## START Data provided

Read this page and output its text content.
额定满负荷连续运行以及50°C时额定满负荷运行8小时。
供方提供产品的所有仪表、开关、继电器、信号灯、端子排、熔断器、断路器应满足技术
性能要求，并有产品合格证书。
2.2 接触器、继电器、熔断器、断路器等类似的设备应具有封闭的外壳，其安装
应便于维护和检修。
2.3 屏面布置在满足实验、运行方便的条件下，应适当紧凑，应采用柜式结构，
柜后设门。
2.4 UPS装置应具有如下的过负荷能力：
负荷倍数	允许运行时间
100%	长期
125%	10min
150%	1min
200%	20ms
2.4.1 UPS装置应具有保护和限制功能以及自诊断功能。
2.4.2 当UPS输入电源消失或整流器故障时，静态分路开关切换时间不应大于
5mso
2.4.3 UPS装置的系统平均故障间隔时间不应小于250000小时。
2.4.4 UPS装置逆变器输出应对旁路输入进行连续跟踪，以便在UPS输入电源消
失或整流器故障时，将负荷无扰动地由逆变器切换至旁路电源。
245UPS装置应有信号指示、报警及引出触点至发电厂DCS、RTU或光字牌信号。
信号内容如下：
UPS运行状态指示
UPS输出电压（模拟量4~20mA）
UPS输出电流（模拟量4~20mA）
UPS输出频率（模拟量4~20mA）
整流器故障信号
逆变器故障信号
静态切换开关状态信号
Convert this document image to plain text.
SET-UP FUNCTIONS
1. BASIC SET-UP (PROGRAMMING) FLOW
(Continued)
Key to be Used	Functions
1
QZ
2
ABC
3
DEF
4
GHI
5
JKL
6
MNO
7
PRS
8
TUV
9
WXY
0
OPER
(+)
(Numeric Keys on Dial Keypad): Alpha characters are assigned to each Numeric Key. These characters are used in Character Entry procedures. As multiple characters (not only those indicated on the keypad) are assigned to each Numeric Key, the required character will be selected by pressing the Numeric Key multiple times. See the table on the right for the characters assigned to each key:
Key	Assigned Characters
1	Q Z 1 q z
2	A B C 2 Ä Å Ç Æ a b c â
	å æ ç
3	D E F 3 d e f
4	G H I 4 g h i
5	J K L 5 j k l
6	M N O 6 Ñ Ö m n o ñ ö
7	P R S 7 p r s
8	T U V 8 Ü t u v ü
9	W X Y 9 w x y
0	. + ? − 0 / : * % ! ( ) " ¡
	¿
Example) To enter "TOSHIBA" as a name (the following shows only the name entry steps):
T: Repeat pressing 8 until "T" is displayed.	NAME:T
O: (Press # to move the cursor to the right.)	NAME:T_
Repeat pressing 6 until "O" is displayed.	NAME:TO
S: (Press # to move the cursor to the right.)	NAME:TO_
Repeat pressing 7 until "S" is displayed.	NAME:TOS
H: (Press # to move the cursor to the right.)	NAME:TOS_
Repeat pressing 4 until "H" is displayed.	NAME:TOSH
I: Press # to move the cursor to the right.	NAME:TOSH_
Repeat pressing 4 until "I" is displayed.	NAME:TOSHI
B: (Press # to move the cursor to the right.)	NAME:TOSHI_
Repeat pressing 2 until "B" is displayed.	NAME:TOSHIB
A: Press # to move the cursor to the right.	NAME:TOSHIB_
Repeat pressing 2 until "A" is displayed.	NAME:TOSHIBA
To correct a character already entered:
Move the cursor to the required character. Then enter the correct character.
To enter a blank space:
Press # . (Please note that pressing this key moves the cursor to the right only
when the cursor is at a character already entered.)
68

## END Data provided

Work instructions:
Find the lines above that include the string "only" and copy them.

Answer to this problem:
(Numeric Keys on Dial Keypad): Alpha characters are assigned to each Numeric Key. These characters are used in Character Entry procedures. As multiple characters (not only those indicated on the keypad) are assigned to each Numeric Key, the required character will be selected by pressing the Numeric Key multiple times. See the table on the right for the characters assigned to each key:
Example) To enter "TOSHIBA" as a name (the following shows only the name entry steps):
Press # . (Please note that pressing this key moves the cursor to the right only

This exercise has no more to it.